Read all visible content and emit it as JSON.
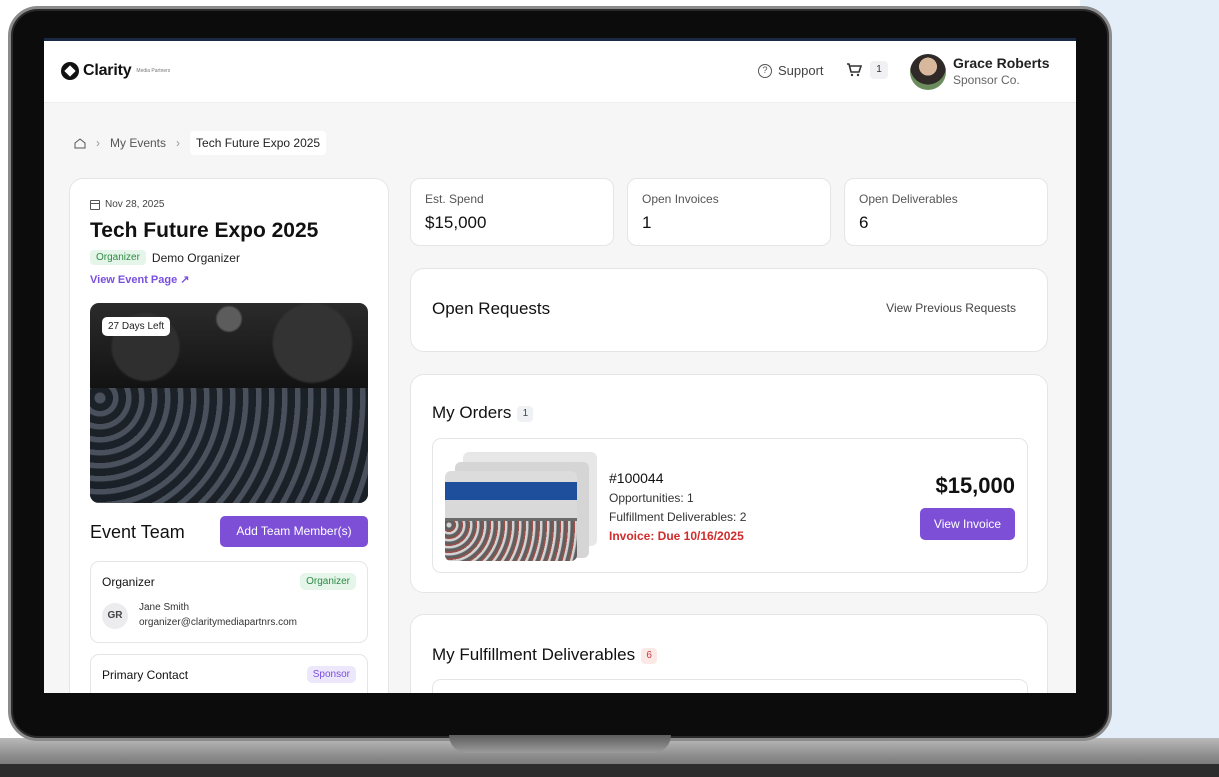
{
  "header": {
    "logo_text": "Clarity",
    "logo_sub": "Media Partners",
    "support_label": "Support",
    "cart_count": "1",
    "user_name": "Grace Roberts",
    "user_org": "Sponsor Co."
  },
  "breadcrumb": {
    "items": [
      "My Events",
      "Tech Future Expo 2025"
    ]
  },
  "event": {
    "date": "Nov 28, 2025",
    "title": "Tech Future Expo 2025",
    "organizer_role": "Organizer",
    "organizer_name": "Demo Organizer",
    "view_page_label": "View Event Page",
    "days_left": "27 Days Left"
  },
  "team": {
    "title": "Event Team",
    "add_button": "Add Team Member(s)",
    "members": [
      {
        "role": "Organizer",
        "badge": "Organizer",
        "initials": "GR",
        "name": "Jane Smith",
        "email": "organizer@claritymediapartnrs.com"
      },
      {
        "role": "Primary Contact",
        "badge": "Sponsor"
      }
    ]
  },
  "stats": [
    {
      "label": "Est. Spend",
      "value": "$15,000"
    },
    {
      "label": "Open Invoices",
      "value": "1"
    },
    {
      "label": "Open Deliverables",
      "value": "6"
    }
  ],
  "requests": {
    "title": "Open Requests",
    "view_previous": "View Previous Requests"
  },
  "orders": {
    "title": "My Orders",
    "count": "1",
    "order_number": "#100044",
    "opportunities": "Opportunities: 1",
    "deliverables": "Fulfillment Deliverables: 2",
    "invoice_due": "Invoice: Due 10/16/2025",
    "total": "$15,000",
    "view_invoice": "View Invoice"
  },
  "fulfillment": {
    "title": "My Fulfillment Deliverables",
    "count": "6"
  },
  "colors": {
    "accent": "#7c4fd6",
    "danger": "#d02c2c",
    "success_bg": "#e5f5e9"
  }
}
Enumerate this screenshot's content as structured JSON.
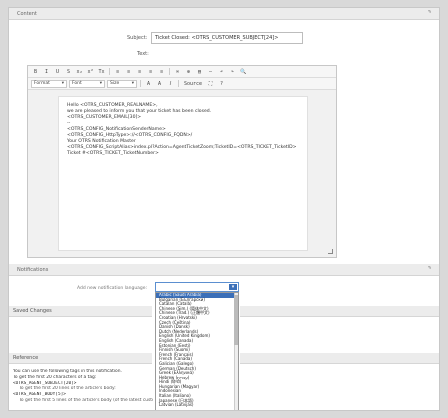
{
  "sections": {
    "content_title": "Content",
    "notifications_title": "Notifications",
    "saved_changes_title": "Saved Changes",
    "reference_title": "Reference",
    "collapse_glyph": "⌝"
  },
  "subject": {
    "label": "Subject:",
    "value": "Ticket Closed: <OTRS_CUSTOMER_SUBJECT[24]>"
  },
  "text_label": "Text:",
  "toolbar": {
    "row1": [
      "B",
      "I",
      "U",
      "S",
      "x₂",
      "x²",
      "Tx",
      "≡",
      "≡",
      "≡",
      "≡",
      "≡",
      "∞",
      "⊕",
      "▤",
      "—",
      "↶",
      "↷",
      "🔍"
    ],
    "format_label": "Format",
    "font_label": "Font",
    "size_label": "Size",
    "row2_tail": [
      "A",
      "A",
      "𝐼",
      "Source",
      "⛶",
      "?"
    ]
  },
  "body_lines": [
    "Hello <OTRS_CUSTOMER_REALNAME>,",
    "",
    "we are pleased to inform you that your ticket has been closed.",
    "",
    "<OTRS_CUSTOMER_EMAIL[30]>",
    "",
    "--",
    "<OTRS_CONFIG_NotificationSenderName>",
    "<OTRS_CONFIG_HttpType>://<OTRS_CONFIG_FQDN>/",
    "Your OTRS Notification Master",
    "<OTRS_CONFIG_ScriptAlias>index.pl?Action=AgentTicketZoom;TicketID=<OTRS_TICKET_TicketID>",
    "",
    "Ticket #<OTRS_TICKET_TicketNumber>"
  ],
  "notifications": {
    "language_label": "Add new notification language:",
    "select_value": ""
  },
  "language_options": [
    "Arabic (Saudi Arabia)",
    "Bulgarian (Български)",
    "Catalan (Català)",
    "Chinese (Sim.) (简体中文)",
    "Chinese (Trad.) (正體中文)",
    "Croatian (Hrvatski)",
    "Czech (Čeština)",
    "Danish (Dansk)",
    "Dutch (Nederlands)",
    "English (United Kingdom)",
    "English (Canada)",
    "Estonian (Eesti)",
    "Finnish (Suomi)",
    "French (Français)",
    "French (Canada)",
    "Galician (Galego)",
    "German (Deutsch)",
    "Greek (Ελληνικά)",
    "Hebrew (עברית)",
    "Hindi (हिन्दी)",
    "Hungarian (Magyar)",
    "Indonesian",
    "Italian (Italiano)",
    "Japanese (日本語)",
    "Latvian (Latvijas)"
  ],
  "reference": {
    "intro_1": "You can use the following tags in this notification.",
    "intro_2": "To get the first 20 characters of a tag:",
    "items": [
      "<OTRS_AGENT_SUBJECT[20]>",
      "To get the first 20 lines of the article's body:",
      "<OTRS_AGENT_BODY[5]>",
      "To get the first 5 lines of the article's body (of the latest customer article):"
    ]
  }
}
**********
### Task
Set down the lines of the records above exactly, apart from the pictures.

### Exercise solution
Read all visible content and emit it as JSON.
{
  "header": {
    "logo_text": "Clarity",
    "logo_sub": "Media Partners",
    "support_label": "Support",
    "cart_count": "1",
    "user_name": "Grace Roberts",
    "user_org": "Sponsor Co."
  },
  "breadcrumb": {
    "items": [
      "My Events",
      "Tech Future Expo 2025"
    ]
  },
  "event": {
    "date": "Nov 28, 2025",
    "title": "Tech Future Expo 2025",
    "organizer_role": "Organizer",
    "organizer_name": "Demo Organizer",
    "view_page_label": "View Event Page",
    "days_left": "27 Days Left"
  },
  "team": {
    "title": "Event Team",
    "add_button": "Add Team Member(s)",
    "members": [
      {
        "role": "Organizer",
        "badge": "Organizer",
        "initials": "GR",
        "name": "Jane Smith",
        "email": "organizer@claritymediapartnrs.com"
      },
      {
        "role": "Primary Contact",
        "badge": "Sponsor"
      }
    ]
  },
  "stats": [
    {
      "label": "Est. Spend",
      "value": "$15,000"
    },
    {
      "label": "Open Invoices",
      "value": "1"
    },
    {
      "label": "Open Deliverables",
      "value": "6"
    }
  ],
  "requests": {
    "title": "Open Requests",
    "view_previous": "View Previous Requests"
  },
  "orders": {
    "title": "My Orders",
    "count": "1",
    "order_number": "#100044",
    "opportunities": "Opportunities: 1",
    "deliverables": "Fulfillment Deliverables: 2",
    "invoice_due": "Invoice: Due 10/16/2025",
    "total": "$15,000",
    "view_invoice": "View Invoice"
  },
  "fulfillment": {
    "title": "My Fulfillment Deliverables",
    "count": "6"
  },
  "colors": {
    "accent": "#7c4fd6",
    "danger": "#d02c2c",
    "success_bg": "#e5f5e9"
  }
}
Enumerate this screenshot's content as structured JSON.
{
  "sections": {
    "content_title": "Content",
    "notifications_title": "Notifications",
    "saved_changes_title": "Saved Changes",
    "reference_title": "Reference",
    "collapse_glyph": "⌝"
  },
  "subject": {
    "label": "Subject:",
    "value": "Ticket Closed: <OTRS_CUSTOMER_SUBJECT[24]>"
  },
  "text_label": "Text:",
  "toolbar": {
    "row1": [
      "B",
      "I",
      "U",
      "S",
      "x₂",
      "x²",
      "Tx",
      "≡",
      "≡",
      "≡",
      "≡",
      "≡",
      "∞",
      "⊕",
      "▤",
      "—",
      "↶",
      "↷",
      "🔍"
    ],
    "format_label": "Format",
    "font_label": "Font",
    "size_label": "Size",
    "row2_tail": [
      "A",
      "A",
      "𝐼",
      "Source",
      "⛶",
      "?"
    ]
  },
  "body_lines": [
    "Hello <OTRS_CUSTOMER_REALNAME>,",
    "",
    "we are pleased to inform you that your ticket has been closed.",
    "",
    "<OTRS_CUSTOMER_EMAIL[30]>",
    "",
    "--",
    "<OTRS_CONFIG_NotificationSenderName>",
    "<OTRS_CONFIG_HttpType>://<OTRS_CONFIG_FQDN>/",
    "Your OTRS Notification Master",
    "<OTRS_CONFIG_ScriptAlias>index.pl?Action=AgentTicketZoom;TicketID=<OTRS_TICKET_TicketID>",
    "",
    "Ticket #<OTRS_TICKET_TicketNumber>"
  ],
  "notifications": {
    "language_label": "Add new notification language:",
    "select_value": ""
  },
  "language_options": [
    "Arabic (Saudi Arabia)",
    "Bulgarian (Български)",
    "Catalan (Català)",
    "Chinese (Sim.) (简体中文)",
    "Chinese (Trad.) (正體中文)",
    "Croatian (Hrvatski)",
    "Czech (Čeština)",
    "Danish (Dansk)",
    "Dutch (Nederlands)",
    "English (United Kingdom)",
    "English (Canada)",
    "Estonian (Eesti)",
    "Finnish (Suomi)",
    "French (Français)",
    "French (Canada)",
    "Galician (Galego)",
    "German (Deutsch)",
    "Greek (Ελληνικά)",
    "Hebrew (עברית)",
    "Hindi (हिन्दी)",
    "Hungarian (Magyar)",
    "Indonesian",
    "Italian (Italiano)",
    "Japanese (日本語)",
    "Latvian (Latvijas)"
  ],
  "reference": {
    "intro_1": "You can use the following tags in this notification.",
    "intro_2": "To get the first 20 characters of a tag:",
    "items": [
      "<OTRS_AGENT_SUBJECT[20]>",
      "To get the first 20 lines of the article's body:",
      "<OTRS_AGENT_BODY[5]>",
      "To get the first 5 lines of the article's body (of the latest customer article):"
    ]
  }
}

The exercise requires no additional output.